- What is being asked -
From the entries that follow, gather each line holding the word "salvage".

* start *

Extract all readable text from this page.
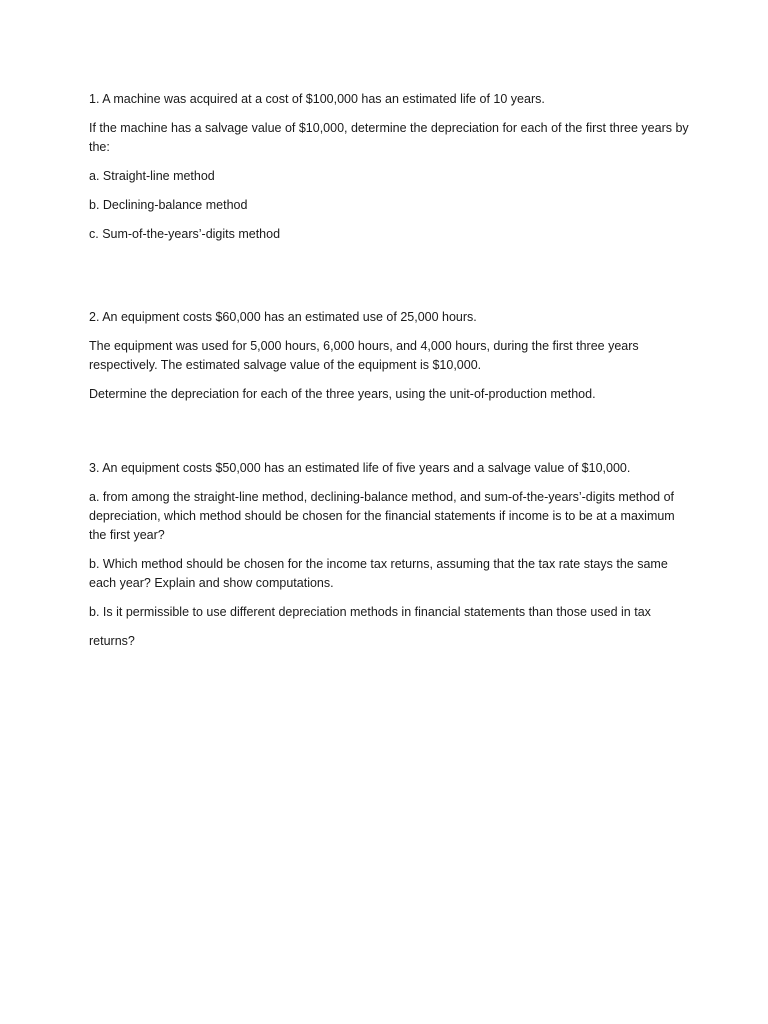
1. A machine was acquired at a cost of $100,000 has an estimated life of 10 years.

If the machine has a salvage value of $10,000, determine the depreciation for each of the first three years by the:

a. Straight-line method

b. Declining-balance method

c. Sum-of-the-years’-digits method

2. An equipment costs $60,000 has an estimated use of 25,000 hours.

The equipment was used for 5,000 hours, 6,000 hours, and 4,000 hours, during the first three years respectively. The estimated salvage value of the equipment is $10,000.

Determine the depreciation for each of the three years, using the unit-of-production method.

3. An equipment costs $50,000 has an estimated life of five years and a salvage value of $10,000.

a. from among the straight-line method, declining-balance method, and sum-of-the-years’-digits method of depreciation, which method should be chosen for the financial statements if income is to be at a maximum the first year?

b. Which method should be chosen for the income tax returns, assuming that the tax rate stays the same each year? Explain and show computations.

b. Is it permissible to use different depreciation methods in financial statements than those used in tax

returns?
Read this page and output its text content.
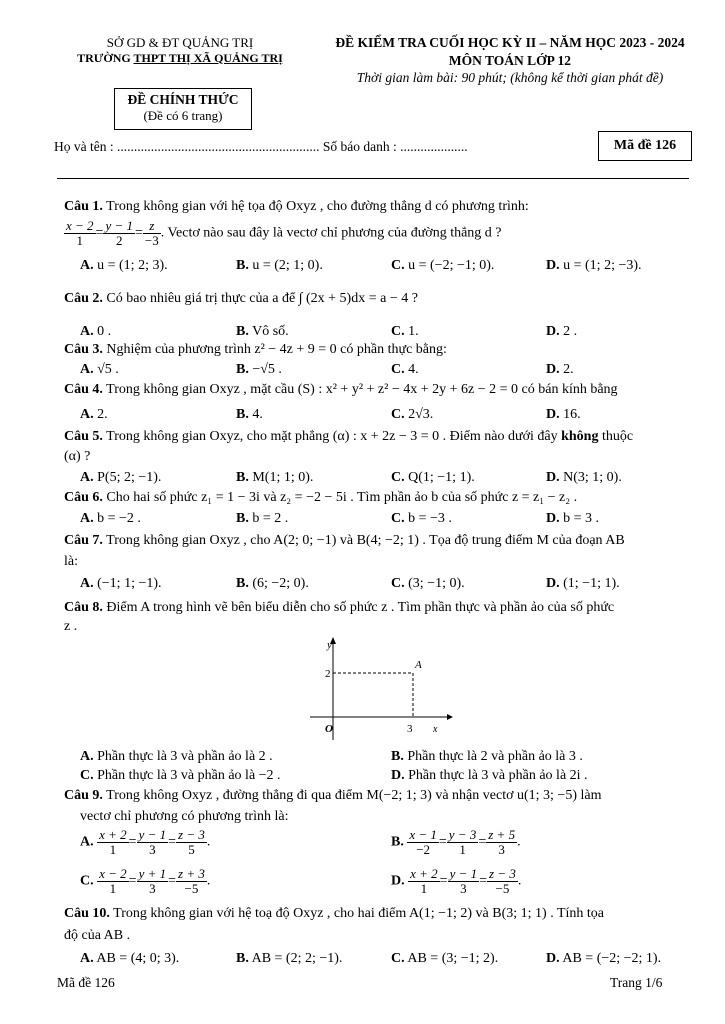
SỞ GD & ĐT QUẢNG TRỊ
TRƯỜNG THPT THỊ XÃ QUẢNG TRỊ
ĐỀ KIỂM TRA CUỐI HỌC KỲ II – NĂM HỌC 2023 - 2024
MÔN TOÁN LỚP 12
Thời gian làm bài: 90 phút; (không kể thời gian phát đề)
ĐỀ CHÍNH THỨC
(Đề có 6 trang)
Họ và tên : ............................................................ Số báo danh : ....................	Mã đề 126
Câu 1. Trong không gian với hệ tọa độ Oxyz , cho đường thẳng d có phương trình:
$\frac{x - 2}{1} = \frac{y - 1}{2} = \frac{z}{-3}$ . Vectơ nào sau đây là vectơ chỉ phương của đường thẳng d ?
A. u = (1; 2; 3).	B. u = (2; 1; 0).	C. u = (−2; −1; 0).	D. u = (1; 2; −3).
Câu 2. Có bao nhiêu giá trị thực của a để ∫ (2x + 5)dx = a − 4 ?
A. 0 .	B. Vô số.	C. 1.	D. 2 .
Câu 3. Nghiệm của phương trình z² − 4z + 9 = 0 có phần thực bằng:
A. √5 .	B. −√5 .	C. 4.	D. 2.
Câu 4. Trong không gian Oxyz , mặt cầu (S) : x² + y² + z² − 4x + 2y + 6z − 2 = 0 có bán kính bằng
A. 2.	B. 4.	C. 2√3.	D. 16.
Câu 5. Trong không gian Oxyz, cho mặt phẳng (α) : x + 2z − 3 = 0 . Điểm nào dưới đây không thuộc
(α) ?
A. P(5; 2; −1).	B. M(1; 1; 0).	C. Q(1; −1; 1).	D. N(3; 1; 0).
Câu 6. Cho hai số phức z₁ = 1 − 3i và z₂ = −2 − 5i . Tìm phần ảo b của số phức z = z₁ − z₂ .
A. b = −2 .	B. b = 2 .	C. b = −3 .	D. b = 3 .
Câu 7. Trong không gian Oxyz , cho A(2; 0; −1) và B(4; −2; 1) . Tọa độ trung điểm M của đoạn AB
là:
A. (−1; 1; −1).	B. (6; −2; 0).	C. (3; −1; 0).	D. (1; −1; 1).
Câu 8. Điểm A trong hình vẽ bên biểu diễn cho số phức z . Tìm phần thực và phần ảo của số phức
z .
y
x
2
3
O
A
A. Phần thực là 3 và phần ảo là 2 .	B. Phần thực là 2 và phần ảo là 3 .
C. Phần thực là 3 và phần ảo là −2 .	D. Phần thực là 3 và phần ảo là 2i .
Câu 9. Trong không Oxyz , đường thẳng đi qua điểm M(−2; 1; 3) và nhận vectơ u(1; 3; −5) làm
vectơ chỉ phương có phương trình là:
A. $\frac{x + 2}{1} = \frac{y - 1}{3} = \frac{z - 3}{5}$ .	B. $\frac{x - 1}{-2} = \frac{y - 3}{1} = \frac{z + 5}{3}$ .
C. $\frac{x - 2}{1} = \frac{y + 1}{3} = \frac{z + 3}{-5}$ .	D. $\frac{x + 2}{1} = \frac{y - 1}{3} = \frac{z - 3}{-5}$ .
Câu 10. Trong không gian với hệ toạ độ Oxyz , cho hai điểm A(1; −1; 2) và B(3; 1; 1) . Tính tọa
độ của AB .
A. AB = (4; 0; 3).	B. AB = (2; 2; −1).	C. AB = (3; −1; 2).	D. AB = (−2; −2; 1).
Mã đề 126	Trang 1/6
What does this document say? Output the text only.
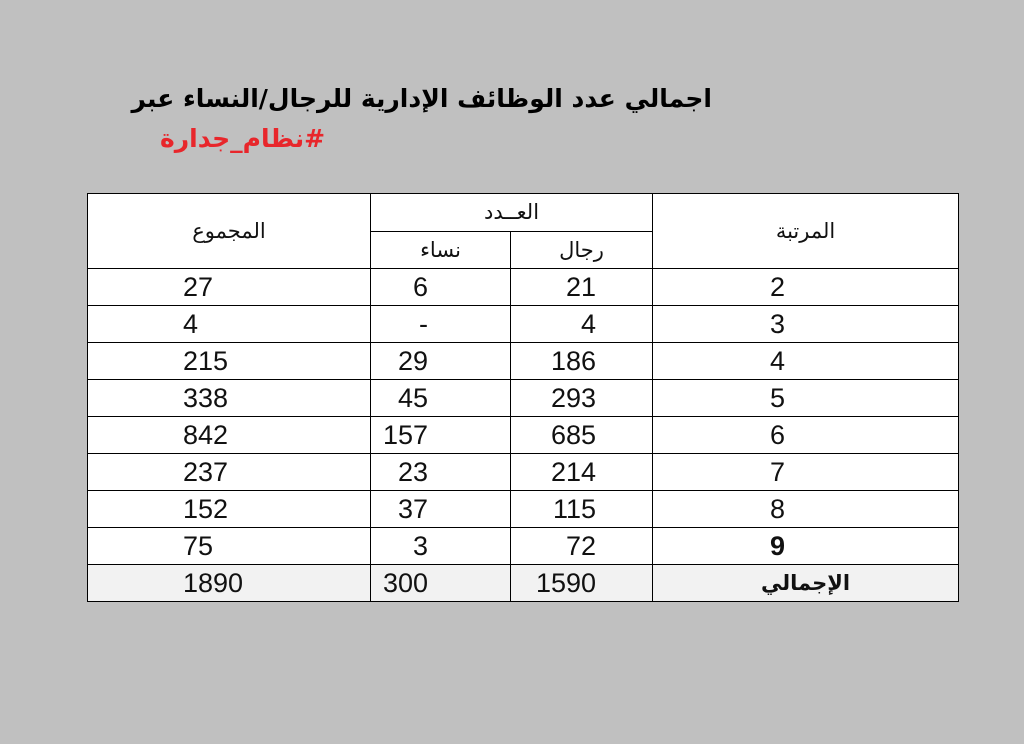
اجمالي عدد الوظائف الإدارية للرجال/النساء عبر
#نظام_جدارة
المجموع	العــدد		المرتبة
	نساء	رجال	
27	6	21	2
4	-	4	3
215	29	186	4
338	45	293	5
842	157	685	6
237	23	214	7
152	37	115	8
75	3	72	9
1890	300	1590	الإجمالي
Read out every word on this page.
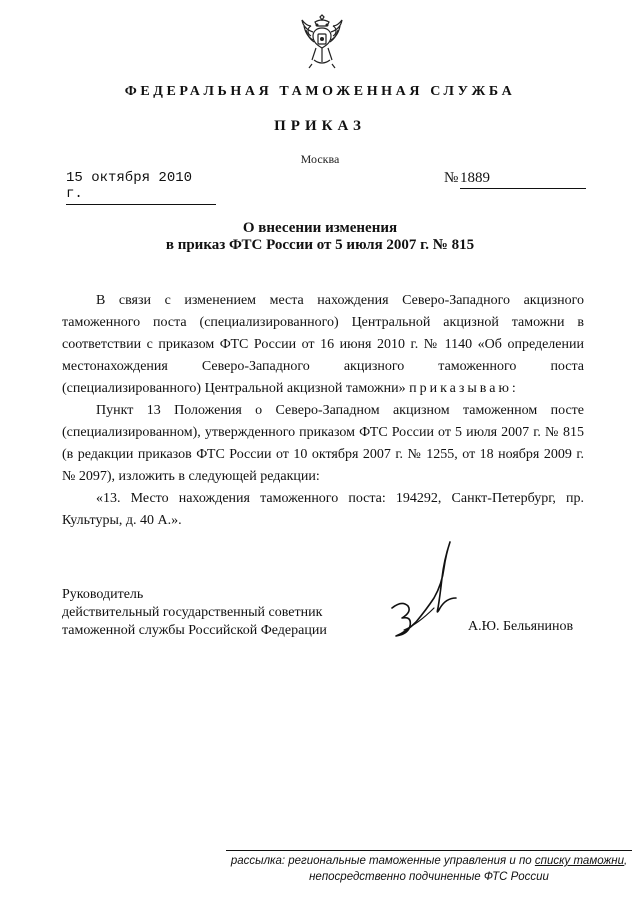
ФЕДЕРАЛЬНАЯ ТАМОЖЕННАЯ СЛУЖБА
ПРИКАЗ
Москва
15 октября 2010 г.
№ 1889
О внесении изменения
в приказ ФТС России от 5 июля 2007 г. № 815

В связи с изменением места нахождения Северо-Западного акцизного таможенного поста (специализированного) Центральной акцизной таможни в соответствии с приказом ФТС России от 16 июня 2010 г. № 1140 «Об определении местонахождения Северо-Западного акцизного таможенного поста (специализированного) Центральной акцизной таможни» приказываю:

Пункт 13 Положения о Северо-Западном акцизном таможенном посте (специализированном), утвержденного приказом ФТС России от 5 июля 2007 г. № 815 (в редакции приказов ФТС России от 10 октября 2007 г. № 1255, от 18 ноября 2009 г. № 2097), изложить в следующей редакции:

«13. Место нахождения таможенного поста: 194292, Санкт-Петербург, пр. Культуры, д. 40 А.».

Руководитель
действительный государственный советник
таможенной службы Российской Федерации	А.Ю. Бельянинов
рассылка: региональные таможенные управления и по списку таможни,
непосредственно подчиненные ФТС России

* end *

- Task answer -
If the machine has a salvage value of $10,000, determine the depreciation for each of the first three years by the:
The equipment was used for 5,000 hours, 6,000 hours, and 4,000 hours, during the first three years respectively. The estimated salvage value of the equipment is $10,000.
3. An equipment costs $50,000 has an estimated life of five years and a salvage value of $10,000.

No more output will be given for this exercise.